** Goal of the exercise **
Transcribe the data in full and exactly, omitting any pictures.
——————————
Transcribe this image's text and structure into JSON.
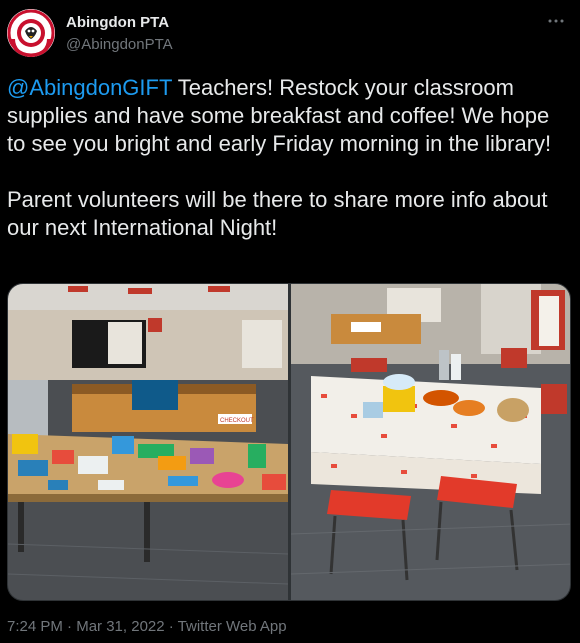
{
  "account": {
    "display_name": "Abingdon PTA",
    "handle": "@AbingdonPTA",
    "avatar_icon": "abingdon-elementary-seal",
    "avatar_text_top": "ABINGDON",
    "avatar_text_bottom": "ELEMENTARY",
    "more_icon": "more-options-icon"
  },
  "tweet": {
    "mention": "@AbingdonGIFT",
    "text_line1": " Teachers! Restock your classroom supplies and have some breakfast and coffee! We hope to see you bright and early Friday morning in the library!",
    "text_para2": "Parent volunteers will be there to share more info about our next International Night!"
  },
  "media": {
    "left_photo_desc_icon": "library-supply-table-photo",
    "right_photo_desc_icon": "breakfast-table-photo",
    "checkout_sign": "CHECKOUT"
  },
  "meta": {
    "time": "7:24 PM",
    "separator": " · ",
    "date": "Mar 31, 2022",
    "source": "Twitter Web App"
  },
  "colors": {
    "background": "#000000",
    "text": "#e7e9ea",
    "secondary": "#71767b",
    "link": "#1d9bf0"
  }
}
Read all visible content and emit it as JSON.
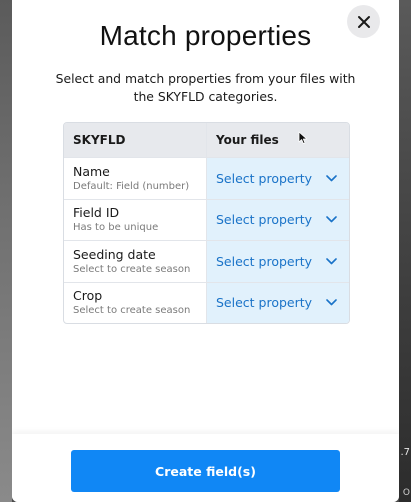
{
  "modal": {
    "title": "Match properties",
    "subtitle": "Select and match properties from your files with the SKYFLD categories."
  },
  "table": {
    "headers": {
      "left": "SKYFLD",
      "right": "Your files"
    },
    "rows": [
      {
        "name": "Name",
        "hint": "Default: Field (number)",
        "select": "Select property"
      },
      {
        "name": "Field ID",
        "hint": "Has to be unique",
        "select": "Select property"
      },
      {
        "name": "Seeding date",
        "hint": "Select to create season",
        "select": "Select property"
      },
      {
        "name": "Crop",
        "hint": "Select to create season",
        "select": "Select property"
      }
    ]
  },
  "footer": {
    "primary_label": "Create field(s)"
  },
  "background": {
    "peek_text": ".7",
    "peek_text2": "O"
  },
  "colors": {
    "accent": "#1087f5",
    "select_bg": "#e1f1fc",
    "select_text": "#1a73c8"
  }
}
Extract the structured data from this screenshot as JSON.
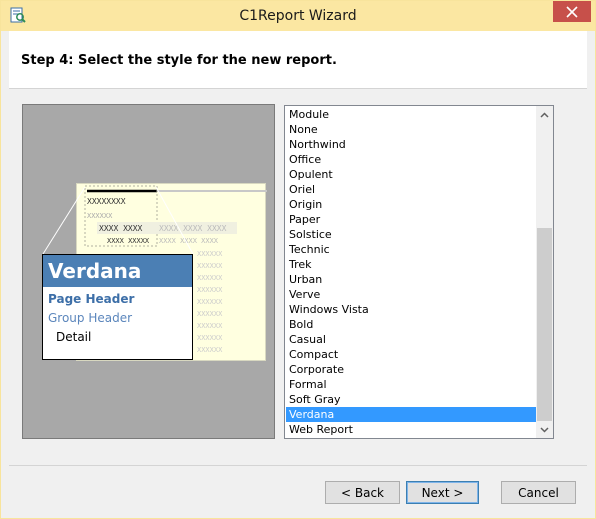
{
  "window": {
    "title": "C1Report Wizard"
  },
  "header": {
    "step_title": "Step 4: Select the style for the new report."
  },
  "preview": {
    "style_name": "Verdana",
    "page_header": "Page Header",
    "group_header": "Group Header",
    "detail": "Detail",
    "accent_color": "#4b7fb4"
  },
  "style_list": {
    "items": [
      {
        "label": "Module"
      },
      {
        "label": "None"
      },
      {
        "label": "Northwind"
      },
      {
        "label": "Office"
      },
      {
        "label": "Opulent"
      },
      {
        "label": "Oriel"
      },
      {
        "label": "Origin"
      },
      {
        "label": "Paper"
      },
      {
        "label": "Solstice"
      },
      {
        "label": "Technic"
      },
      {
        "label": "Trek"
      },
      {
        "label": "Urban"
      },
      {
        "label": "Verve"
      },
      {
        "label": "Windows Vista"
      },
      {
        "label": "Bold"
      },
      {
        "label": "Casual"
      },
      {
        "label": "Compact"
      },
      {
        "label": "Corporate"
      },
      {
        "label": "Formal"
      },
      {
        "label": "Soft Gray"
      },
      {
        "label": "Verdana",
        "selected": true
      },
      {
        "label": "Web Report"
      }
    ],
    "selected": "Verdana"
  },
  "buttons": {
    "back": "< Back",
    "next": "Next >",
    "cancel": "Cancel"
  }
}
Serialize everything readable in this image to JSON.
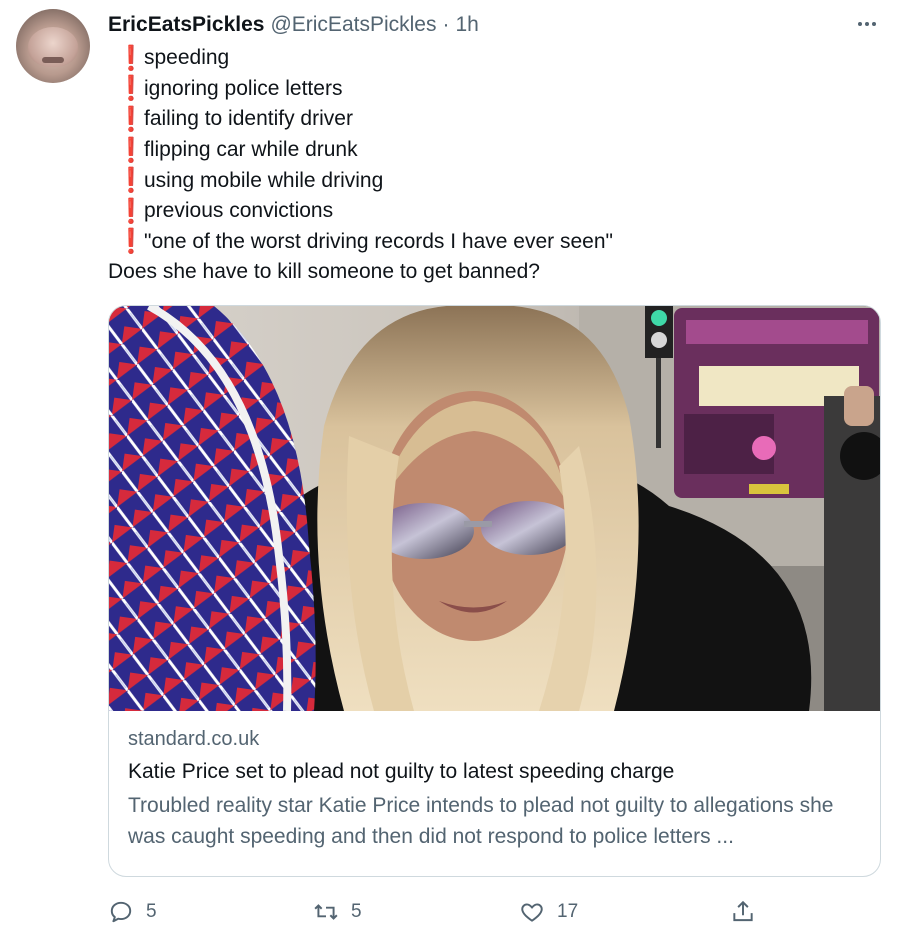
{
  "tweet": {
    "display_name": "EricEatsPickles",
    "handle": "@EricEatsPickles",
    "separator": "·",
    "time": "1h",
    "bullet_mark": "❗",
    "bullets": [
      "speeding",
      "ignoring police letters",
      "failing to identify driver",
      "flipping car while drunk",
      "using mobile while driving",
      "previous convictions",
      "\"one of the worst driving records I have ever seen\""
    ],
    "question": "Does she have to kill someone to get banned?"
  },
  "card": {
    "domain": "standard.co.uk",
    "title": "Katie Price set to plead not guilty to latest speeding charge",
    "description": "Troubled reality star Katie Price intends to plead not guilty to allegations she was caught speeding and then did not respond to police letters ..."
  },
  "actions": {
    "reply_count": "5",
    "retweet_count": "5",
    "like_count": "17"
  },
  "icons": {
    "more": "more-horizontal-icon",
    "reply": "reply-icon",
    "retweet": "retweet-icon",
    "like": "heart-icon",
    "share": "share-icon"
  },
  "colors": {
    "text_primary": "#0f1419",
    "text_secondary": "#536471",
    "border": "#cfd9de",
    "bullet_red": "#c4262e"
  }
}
——————————
** Task result **
Transcribe this image's text and structure into JSON.
{
  "account": {
    "display_name": "Abingdon PTA",
    "handle": "@AbingdonPTA",
    "avatar_icon": "abingdon-elementary-seal",
    "avatar_text_top": "ABINGDON",
    "avatar_text_bottom": "ELEMENTARY",
    "more_icon": "more-options-icon"
  },
  "tweet": {
    "mention": "@AbingdonGIFT",
    "text_line1": " Teachers! Restock your classroom supplies and have some breakfast and coffee! We hope to see you bright and early Friday morning in the library!",
    "text_para2": "Parent volunteers will be there to share more info about our next International Night!"
  },
  "media": {
    "left_photo_desc_icon": "library-supply-table-photo",
    "right_photo_desc_icon": "breakfast-table-photo",
    "checkout_sign": "CHECKOUT"
  },
  "meta": {
    "time": "7:24 PM",
    "separator": " · ",
    "date": "Mar 31, 2022",
    "source": "Twitter Web App"
  },
  "colors": {
    "background": "#000000",
    "text": "#e7e9ea",
    "secondary": "#71767b",
    "link": "#1d9bf0"
  }
}
Read all visible content and emit it as JSON.
{
  "modal": {
    "title": "Match properties",
    "subtitle": "Select and match properties from your files with the SKYFLD categories."
  },
  "table": {
    "headers": {
      "left": "SKYFLD",
      "right": "Your files"
    },
    "rows": [
      {
        "name": "Name",
        "hint": "Default: Field (number)",
        "select": "Select property"
      },
      {
        "name": "Field ID",
        "hint": "Has to be unique",
        "select": "Select property"
      },
      {
        "name": "Seeding date",
        "hint": "Select to create season",
        "select": "Select property"
      },
      {
        "name": "Crop",
        "hint": "Select to create season",
        "select": "Select property"
      }
    ]
  },
  "footer": {
    "primary_label": "Create field(s)"
  },
  "background": {
    "peek_text": ".7",
    "peek_text2": "O"
  },
  "colors": {
    "accent": "#1087f5",
    "select_bg": "#e1f1fc",
    "select_text": "#1a73c8"
  }
}
Extract the structured data from this screenshot as JSON.
{
  "window": {
    "title": "C1Report Wizard"
  },
  "header": {
    "step_title": "Step 4: Select the style for the new report."
  },
  "preview": {
    "style_name": "Verdana",
    "page_header": "Page Header",
    "group_header": "Group Header",
    "detail": "Detail",
    "accent_color": "#4b7fb4"
  },
  "style_list": {
    "items": [
      {
        "label": "Module"
      },
      {
        "label": "None"
      },
      {
        "label": "Northwind"
      },
      {
        "label": "Office"
      },
      {
        "label": "Opulent"
      },
      {
        "label": "Oriel"
      },
      {
        "label": "Origin"
      },
      {
        "label": "Paper"
      },
      {
        "label": "Solstice"
      },
      {
        "label": "Technic"
      },
      {
        "label": "Trek"
      },
      {
        "label": "Urban"
      },
      {
        "label": "Verve"
      },
      {
        "label": "Windows Vista"
      },
      {
        "label": "Bold"
      },
      {
        "label": "Casual"
      },
      {
        "label": "Compact"
      },
      {
        "label": "Corporate"
      },
      {
        "label": "Formal"
      },
      {
        "label": "Soft Gray"
      },
      {
        "label": "Verdana",
        "selected": true
      },
      {
        "label": "Web Report"
      }
    ],
    "selected": "Verdana"
  },
  "buttons": {
    "back": "< Back",
    "next": "Next >",
    "cancel": "Cancel"
  }
}
Serialize everything readable in this image to JSON.
{
  "tweet": {
    "display_name": "EricEatsPickles",
    "handle": "@EricEatsPickles",
    "separator": "·",
    "time": "1h",
    "bullet_mark": "❗",
    "bullets": [
      "speeding",
      "ignoring police letters",
      "failing to identify driver",
      "flipping car while drunk",
      "using mobile while driving",
      "previous convictions",
      "\"one of the worst driving records I have ever seen\""
    ],
    "question": "Does she have to kill someone to get banned?"
  },
  "card": {
    "domain": "standard.co.uk",
    "title": "Katie Price set to plead not guilty to latest speeding charge",
    "description": "Troubled reality star Katie Price intends to plead not guilty to allegations she was caught speeding and then did not respond to police letters ..."
  },
  "actions": {
    "reply_count": "5",
    "retweet_count": "5",
    "like_count": "17"
  },
  "icons": {
    "more": "more-horizontal-icon",
    "reply": "reply-icon",
    "retweet": "retweet-icon",
    "like": "heart-icon",
    "share": "share-icon"
  },
  "colors": {
    "text_primary": "#0f1419",
    "text_secondary": "#536471",
    "border": "#cfd9de",
    "bullet_red": "#c4262e"
  }
}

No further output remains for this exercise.